-- Begin Entries provided --
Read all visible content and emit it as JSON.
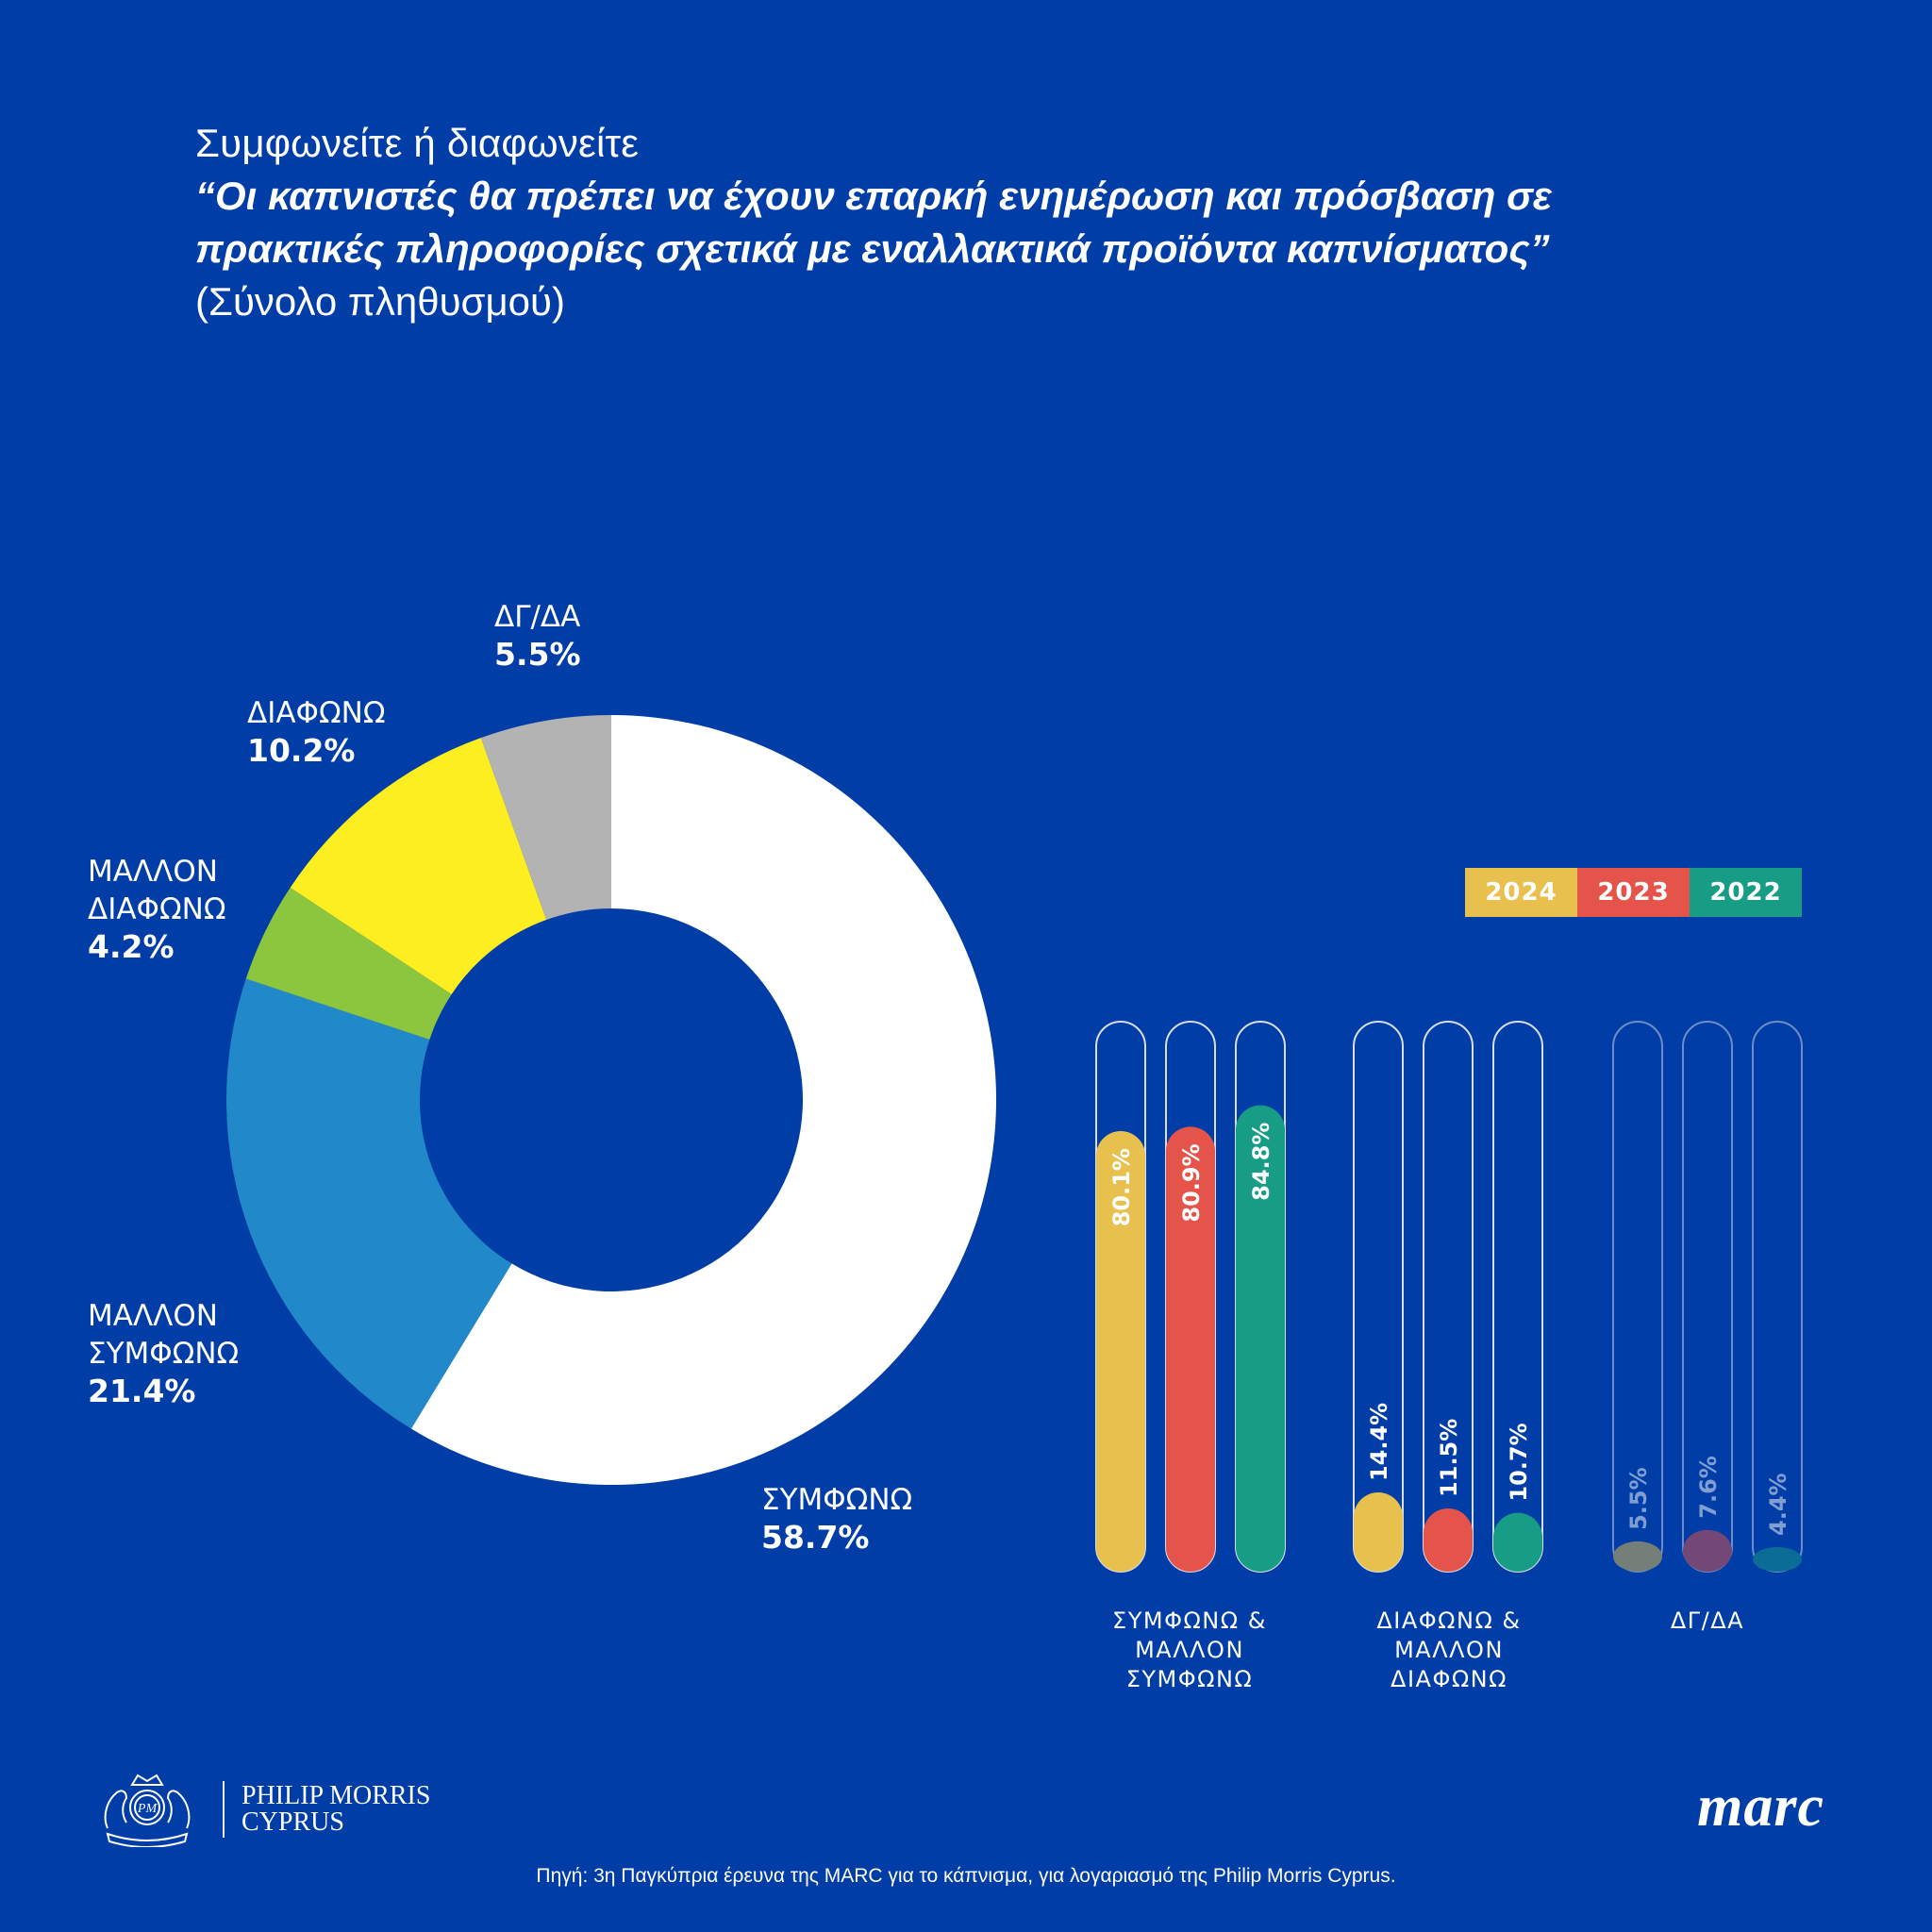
{
  "header": {
    "line1": "Συμφωνείτε ή διαφωνείτε",
    "quote_line1": "“Οι καπνιστές θα πρέπει να έχουν επαρκή ενημέρωση και πρόσβαση σε",
    "quote_line2": "πρακτικές πληροφορίες σχετικά με εναλλακτικά προϊόντα καπνίσματος”",
    "subtitle": "(Σύνολο πληθυσμού)"
  },
  "chart_data": [
    {
      "type": "pie",
      "variant": "donut",
      "title": "Σύνολο πληθυσμού",
      "slices": [
        {
          "label": "ΣΥΜΦΩΝΩ",
          "value": 58.7,
          "display": "58.7%",
          "color": "#ffffff"
        },
        {
          "label": "ΜΑΛΛΟΝ ΣΥΜΦΩΝΩ",
          "value": 21.4,
          "display": "21.4%",
          "color": "#2189c9"
        },
        {
          "label": "ΜΑΛΛΟΝ ΔΙΑΦΩΝΩ",
          "value": 4.2,
          "display": "4.2%",
          "color": "#8cc63f"
        },
        {
          "label": "ΔΙΑΦΩΝΩ",
          "value": 10.2,
          "display": "10.2%",
          "color": "#fdee21"
        },
        {
          "label": "ΔΓ/ΔΑ",
          "value": 5.5,
          "display": "5.5%",
          "color": "#b3b3b3"
        }
      ],
      "start": "top",
      "direction": "clockwise"
    },
    {
      "type": "bar",
      "orientation": "vertical",
      "ylim": [
        0,
        100
      ],
      "categories": [
        "ΣΥΜΦΩΝΩ &\nΜΑΛΛΟΝ\nΣΥΜΦΩΝΩ",
        "ΔΙΑΦΩΝΩ &\nΜΑΛΛΟΝ\nΔΙΑΦΩΝΩ",
        "ΔΓ/ΔΑ"
      ],
      "legend_position": "top-right",
      "series": [
        {
          "name": "2024",
          "color": "#e8c04e",
          "values": [
            80.1,
            14.4,
            5.5
          ],
          "labels": [
            "80.1%",
            "14.4%",
            "5.5%"
          ]
        },
        {
          "name": "2023",
          "color": "#e5544a",
          "values": [
            80.9,
            11.5,
            7.6
          ],
          "labels": [
            "80.9%",
            "11.5%",
            "7.6%"
          ]
        },
        {
          "name": "2022",
          "color": "#179d86",
          "values": [
            84.8,
            10.7,
            4.4
          ],
          "labels": [
            "84.8%",
            "10.7%",
            "4.4%"
          ]
        }
      ],
      "dimmed_categories": [
        "ΔΓ/ΔΑ"
      ]
    }
  ],
  "legend": [
    {
      "label": "2024",
      "color": "#e8c04e"
    },
    {
      "label": "2023",
      "color": "#e5544a"
    },
    {
      "label": "2022",
      "color": "#179d86"
    }
  ],
  "footer": {
    "pm_line1": "PHILIP MORRIS",
    "pm_line2": "CYPRUS",
    "pm_emblem": "pm-crest-icon",
    "marc": "marc",
    "source": "Πηγή: 3η Παγκύπρια έρευνα της MARC για το κάπνισμα, για λογαριασμό της Philip Morris Cyprus."
  },
  "colors": {
    "background": "#003da6",
    "text": "#ffffff"
  }
}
-- End Entries provided --
_Task brief_: The entries above should be reproduced exactly, without their pictures.

_Task response_:
Read all visible content and emit it as JSON.
{
  "header": {
    "line1": "Συμφωνείτε ή διαφωνείτε",
    "quote_line1": "“Οι καπνιστές θα πρέπει να έχουν επαρκή ενημέρωση και πρόσβαση σε",
    "quote_line2": "πρακτικές πληροφορίες σχετικά με εναλλακτικά προϊόντα καπνίσματος”",
    "subtitle": "(Σύνολο πληθυσμού)"
  },
  "chart_data": [
    {
      "type": "pie",
      "variant": "donut",
      "title": "Σύνολο πληθυσμού",
      "slices": [
        {
          "label": "ΣΥΜΦΩΝΩ",
          "value": 58.7,
          "display": "58.7%",
          "color": "#ffffff"
        },
        {
          "label": "ΜΑΛΛΟΝ ΣΥΜΦΩΝΩ",
          "value": 21.4,
          "display": "21.4%",
          "color": "#2189c9"
        },
        {
          "label": "ΜΑΛΛΟΝ ΔΙΑΦΩΝΩ",
          "value": 4.2,
          "display": "4.2%",
          "color": "#8cc63f"
        },
        {
          "label": "ΔΙΑΦΩΝΩ",
          "value": 10.2,
          "display": "10.2%",
          "color": "#fdee21"
        },
        {
          "label": "ΔΓ/ΔΑ",
          "value": 5.5,
          "display": "5.5%",
          "color": "#b3b3b3"
        }
      ],
      "start": "top",
      "direction": "clockwise"
    },
    {
      "type": "bar",
      "orientation": "vertical",
      "ylim": [
        0,
        100
      ],
      "categories": [
        "ΣΥΜΦΩΝΩ &\nΜΑΛΛΟΝ\nΣΥΜΦΩΝΩ",
        "ΔΙΑΦΩΝΩ &\nΜΑΛΛΟΝ\nΔΙΑΦΩΝΩ",
        "ΔΓ/ΔΑ"
      ],
      "legend_position": "top-right",
      "series": [
        {
          "name": "2024",
          "color": "#e8c04e",
          "values": [
            80.1,
            14.4,
            5.5
          ],
          "labels": [
            "80.1%",
            "14.4%",
            "5.5%"
          ]
        },
        {
          "name": "2023",
          "color": "#e5544a",
          "values": [
            80.9,
            11.5,
            7.6
          ],
          "labels": [
            "80.9%",
            "11.5%",
            "7.6%"
          ]
        },
        {
          "name": "2022",
          "color": "#179d86",
          "values": [
            84.8,
            10.7,
            4.4
          ],
          "labels": [
            "84.8%",
            "10.7%",
            "4.4%"
          ]
        }
      ],
      "dimmed_categories": [
        "ΔΓ/ΔΑ"
      ]
    }
  ],
  "legend": [
    {
      "label": "2024",
      "color": "#e8c04e"
    },
    {
      "label": "2023",
      "color": "#e5544a"
    },
    {
      "label": "2022",
      "color": "#179d86"
    }
  ],
  "footer": {
    "pm_line1": "PHILIP MORRIS",
    "pm_line2": "CYPRUS",
    "pm_emblem": "pm-crest-icon",
    "marc": "marc",
    "source": "Πηγή: 3η Παγκύπρια έρευνα της MARC για το κάπνισμα, για λογαριασμό της Philip Morris Cyprus."
  },
  "colors": {
    "background": "#003da6",
    "text": "#ffffff"
  }
}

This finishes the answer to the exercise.